WORK INSTRUCTIONS:
Locate the string "лите" throughout the material and copy every line in which it occurs.

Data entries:
────────────────

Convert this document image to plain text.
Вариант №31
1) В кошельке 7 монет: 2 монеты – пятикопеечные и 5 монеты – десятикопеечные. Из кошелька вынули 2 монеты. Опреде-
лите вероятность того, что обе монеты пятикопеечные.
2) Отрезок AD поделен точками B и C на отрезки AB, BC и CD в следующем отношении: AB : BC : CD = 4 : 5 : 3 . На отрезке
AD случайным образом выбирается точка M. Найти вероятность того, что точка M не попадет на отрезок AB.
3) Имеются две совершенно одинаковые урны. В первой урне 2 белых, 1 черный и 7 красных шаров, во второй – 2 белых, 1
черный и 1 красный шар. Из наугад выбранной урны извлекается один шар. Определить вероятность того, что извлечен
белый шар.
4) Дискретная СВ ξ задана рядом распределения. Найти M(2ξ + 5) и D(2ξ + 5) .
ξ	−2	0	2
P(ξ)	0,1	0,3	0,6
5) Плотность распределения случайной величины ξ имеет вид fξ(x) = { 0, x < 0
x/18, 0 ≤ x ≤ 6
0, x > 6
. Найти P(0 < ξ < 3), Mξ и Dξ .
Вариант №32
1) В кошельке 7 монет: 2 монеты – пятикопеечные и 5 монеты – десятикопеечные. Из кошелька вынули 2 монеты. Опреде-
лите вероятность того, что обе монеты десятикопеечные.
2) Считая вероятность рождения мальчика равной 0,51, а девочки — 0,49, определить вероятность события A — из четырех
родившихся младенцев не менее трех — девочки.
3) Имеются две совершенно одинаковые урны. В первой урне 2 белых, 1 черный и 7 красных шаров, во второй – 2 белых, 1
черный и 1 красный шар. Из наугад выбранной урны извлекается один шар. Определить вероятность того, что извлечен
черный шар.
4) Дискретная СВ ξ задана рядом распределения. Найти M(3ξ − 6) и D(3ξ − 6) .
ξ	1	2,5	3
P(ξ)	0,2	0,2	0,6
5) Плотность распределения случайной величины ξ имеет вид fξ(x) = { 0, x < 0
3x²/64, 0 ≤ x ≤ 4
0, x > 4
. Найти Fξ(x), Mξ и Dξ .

────────────────

CORRECT OUTPUT:
лите вероятность того, что обе монеты пятикопеечные.
лите вероятность того, что обе монеты десятикопеечные.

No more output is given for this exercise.